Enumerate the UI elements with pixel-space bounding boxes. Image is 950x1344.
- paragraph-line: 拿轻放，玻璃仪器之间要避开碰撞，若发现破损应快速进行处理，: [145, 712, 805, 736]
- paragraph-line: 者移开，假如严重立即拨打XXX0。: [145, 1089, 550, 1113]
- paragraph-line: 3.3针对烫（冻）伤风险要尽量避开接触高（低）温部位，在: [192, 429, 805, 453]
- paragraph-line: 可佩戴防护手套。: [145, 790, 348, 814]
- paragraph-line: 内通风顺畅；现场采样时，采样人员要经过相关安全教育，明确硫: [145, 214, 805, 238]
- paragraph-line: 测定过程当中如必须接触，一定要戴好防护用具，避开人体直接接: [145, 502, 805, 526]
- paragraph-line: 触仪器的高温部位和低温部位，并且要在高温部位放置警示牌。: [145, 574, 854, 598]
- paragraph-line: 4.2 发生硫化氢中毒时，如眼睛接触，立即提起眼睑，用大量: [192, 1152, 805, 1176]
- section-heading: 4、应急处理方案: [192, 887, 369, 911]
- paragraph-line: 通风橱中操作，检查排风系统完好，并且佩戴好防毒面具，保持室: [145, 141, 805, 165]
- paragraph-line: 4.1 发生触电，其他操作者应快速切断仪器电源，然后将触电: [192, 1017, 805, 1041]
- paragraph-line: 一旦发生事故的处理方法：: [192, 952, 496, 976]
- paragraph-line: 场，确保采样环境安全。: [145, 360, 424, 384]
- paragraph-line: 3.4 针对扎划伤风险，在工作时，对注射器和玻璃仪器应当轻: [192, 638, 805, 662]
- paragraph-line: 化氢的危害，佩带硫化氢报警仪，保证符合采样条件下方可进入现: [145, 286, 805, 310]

☆ ☆ ☆ ☆ ☆ ☆ ☆

**The problem:**
Please copy this listing word for word, starting at its first line and ending after the line that contains "141, 805, 165]".

**Reply:**
Enumerate the UI elements with pixel-space bounding boxes. Image is 950x1344.
- paragraph-line: 拿轻放，玻璃仪器之间要避开碰撞，若发现破损应快速进行处理，: [145, 712, 805, 736]
- paragraph-line: 者移开，假如严重立即拨打XXX0。: [145, 1089, 550, 1113]
- paragraph-line: 3.3针对烫（冻）伤风险要尽量避开接触高（低）温部位，在: [192, 429, 805, 453]
- paragraph-line: 可佩戴防护手套。: [145, 790, 348, 814]
- paragraph-line: 内通风顺畅；现场采样时，采样人员要经过相关安全教育，明确硫: [145, 214, 805, 238]
- paragraph-line: 测定过程当中如必须接触，一定要戴好防护用具，避开人体直接接: [145, 502, 805, 526]
- paragraph-line: 触仪器的高温部位和低温部位，并且要在高温部位放置警示牌。: [145, 574, 854, 598]
- paragraph-line: 4.2 发生硫化氢中毒时，如眼睛接触，立即提起眼睑，用大量: [192, 1152, 805, 1176]
- section-heading: 4、应急处理方案: [192, 887, 369, 911]
- paragraph-line: 通风橱中操作，检查排风系统完好，并且佩戴好防毒面具，保持室: [145, 141, 805, 165]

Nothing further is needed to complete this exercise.